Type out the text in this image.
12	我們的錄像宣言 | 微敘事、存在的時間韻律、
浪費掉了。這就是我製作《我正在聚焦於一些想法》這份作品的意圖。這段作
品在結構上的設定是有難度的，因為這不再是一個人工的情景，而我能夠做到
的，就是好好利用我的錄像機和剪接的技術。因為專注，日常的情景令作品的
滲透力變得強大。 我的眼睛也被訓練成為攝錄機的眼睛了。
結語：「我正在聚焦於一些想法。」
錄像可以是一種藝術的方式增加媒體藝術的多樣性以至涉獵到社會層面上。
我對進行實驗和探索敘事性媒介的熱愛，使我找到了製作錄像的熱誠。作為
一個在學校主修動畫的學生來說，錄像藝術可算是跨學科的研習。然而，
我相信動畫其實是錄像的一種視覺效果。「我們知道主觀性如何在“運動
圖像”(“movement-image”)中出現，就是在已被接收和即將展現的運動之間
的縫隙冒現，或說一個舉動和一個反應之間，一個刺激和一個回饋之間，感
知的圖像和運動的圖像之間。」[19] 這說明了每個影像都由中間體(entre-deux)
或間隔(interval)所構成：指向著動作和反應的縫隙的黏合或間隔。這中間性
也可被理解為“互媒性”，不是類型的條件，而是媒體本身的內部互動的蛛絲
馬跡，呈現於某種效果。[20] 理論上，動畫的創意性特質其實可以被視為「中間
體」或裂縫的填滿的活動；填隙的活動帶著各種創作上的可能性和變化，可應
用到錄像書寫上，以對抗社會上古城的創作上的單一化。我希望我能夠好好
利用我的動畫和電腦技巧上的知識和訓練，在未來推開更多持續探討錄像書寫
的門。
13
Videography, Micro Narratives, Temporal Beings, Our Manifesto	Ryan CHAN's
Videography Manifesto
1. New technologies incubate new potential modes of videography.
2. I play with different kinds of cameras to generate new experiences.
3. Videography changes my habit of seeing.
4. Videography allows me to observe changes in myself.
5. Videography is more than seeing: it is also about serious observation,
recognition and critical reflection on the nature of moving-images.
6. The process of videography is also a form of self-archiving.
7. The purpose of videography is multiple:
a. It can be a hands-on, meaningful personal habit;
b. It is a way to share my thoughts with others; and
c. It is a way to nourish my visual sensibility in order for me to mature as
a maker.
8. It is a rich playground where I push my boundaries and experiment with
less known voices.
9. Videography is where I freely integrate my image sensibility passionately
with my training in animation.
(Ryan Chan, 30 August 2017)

==================================================

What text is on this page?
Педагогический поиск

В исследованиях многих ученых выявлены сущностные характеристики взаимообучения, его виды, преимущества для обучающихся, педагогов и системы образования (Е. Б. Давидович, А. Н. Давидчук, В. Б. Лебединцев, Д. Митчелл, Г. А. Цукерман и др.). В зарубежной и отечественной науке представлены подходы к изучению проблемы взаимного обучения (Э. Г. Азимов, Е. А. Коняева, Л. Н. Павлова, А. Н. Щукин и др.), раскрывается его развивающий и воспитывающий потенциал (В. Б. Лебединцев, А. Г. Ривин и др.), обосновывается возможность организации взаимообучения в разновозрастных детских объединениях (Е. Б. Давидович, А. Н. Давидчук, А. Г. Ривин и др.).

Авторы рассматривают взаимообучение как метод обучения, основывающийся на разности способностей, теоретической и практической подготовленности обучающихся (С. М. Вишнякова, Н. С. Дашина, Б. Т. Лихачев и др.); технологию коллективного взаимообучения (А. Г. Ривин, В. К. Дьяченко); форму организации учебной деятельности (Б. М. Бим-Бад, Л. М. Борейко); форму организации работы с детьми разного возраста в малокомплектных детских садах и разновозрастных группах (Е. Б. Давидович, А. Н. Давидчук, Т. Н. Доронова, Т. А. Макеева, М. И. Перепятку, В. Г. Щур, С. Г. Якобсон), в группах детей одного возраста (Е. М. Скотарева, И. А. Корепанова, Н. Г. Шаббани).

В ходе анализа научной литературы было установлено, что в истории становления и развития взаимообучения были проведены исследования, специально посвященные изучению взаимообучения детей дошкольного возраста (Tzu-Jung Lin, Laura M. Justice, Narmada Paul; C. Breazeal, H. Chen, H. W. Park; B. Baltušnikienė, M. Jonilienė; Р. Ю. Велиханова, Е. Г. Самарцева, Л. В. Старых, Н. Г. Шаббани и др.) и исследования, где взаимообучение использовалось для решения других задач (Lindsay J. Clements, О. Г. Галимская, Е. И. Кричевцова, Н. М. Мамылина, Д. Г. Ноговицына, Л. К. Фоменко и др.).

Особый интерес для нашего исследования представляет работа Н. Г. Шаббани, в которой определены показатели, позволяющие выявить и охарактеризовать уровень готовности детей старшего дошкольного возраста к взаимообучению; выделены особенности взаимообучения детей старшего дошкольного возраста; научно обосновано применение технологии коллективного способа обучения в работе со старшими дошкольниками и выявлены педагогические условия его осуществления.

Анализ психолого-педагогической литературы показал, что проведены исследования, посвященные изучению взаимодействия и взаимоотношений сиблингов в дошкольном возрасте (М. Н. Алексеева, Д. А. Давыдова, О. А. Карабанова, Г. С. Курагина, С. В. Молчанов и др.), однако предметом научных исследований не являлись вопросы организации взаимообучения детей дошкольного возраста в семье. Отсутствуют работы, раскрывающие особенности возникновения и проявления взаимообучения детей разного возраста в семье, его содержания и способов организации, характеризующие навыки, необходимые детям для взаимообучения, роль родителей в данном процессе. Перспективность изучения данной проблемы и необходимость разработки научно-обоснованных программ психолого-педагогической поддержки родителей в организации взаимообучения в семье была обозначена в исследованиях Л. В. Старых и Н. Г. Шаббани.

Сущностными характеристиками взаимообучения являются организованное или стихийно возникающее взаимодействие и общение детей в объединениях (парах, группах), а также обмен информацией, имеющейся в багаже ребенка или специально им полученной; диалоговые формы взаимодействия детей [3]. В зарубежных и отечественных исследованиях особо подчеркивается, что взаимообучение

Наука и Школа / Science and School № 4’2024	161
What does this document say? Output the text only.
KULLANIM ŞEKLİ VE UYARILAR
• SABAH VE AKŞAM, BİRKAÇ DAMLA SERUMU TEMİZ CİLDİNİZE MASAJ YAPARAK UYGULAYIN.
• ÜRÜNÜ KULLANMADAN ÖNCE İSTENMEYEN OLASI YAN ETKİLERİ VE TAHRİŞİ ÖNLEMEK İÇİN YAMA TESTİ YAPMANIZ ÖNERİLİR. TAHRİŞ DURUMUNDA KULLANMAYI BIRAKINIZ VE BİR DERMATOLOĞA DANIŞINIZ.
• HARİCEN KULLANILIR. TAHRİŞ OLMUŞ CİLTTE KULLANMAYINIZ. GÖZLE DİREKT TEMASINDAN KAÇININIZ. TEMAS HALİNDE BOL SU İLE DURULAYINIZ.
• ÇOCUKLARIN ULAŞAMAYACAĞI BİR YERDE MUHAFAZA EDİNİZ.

==================================================

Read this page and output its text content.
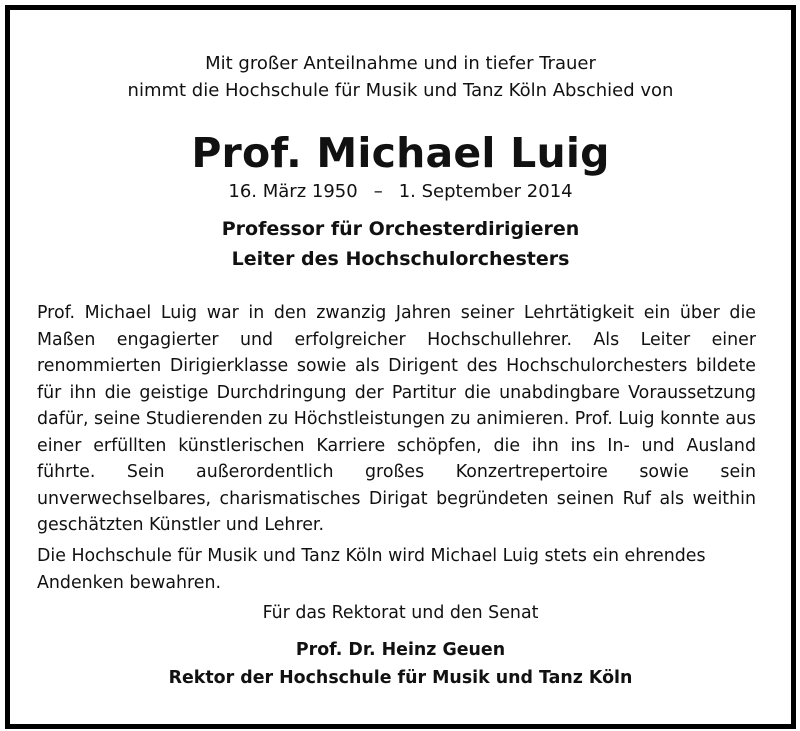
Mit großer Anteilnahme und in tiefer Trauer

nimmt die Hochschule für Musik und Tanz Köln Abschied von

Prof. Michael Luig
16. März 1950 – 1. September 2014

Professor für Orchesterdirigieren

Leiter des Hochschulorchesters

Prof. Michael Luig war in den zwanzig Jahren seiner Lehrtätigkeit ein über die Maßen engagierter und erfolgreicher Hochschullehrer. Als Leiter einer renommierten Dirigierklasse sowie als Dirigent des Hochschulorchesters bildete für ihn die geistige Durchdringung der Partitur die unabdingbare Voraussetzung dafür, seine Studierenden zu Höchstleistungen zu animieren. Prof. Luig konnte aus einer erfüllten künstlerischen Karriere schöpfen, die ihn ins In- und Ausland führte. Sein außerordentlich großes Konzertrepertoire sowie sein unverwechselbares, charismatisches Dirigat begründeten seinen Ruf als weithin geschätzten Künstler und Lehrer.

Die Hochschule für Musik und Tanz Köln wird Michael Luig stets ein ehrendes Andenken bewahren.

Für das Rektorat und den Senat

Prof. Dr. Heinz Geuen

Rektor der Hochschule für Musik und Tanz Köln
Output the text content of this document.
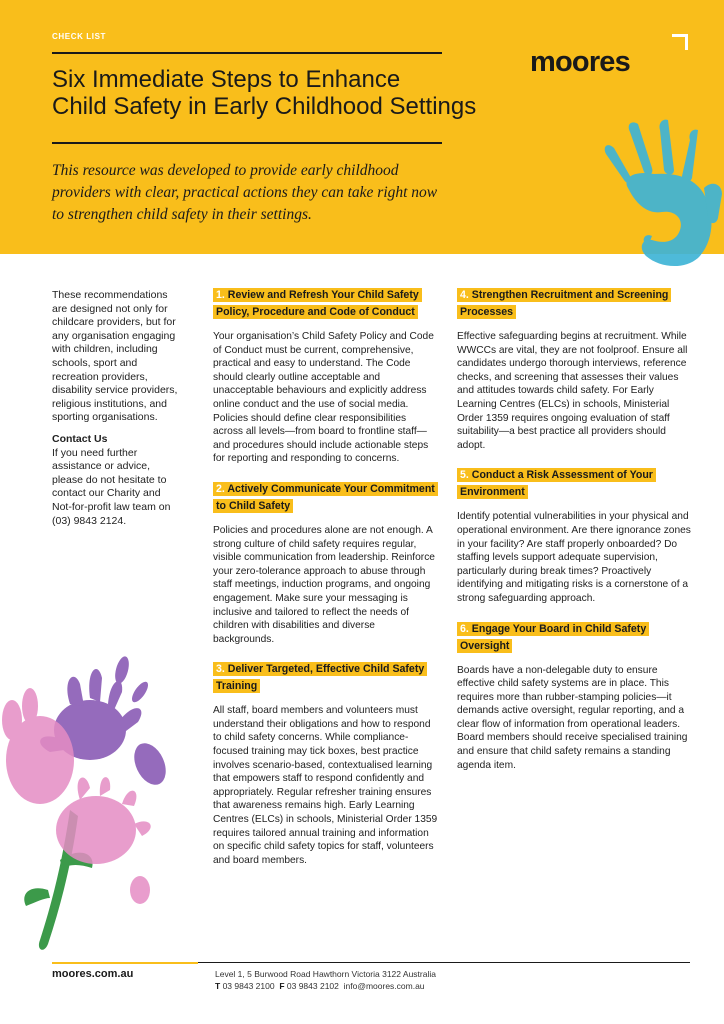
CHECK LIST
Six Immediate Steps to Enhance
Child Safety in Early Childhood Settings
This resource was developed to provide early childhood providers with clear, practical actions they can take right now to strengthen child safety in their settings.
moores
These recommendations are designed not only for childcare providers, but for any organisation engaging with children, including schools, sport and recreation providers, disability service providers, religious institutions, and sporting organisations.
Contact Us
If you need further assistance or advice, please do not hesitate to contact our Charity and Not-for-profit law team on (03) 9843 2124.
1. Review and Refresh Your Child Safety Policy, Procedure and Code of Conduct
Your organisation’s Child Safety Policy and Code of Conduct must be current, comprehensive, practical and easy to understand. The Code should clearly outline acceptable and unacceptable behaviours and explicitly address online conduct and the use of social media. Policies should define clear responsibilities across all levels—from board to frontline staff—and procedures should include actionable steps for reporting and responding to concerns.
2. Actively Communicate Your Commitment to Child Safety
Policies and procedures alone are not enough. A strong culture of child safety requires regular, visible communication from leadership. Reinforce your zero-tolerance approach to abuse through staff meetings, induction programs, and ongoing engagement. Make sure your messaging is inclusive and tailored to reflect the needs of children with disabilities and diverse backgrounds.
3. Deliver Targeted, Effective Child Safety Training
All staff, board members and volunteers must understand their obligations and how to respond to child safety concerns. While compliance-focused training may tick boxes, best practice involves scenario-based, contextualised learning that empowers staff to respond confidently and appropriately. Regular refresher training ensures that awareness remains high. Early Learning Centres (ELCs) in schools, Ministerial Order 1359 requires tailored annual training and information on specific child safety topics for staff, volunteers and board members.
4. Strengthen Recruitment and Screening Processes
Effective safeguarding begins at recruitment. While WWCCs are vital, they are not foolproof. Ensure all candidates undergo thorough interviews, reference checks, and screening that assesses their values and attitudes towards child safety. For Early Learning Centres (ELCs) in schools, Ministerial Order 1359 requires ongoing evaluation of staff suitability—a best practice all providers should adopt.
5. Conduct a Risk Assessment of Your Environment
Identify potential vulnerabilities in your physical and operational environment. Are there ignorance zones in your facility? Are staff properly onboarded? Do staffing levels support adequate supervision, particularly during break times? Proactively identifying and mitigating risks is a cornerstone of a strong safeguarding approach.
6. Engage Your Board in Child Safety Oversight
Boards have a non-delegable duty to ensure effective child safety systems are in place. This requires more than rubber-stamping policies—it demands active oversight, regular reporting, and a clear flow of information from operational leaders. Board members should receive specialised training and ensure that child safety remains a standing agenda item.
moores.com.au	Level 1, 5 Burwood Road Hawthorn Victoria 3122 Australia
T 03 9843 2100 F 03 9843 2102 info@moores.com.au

==================================================

EXERCISE OBJECTIVE:
Wherever the word "ELCs" occurs in a line of the listing, copy that line.

SOLUTION TO THE PROBLEM:
All staff, board members and volunteers must understand their obligations and how to respond to child safety concerns. While compliance-focused training may tick boxes, best practice involves scenario-based, contextualised learning that empowers staff to respond confidently and appropriately. Regular refresher training ensures that awareness remains high. Early Learning Centres (ELCs) in schools, Ministerial Order 1359 requires tailored annual training and information on specific child safety topics for staff, volunteers and board members.
Effective safeguarding begins at recruitment. While WWCCs are vital, they are not foolproof. Ensure all candidates undergo thorough interviews, reference checks, and screening that assesses their values and attitudes towards child safety. For Early Learning Centres (ELCs) in schools, Ministerial Order 1359 requires ongoing evaluation of staff suitability—a best practice all providers should adopt.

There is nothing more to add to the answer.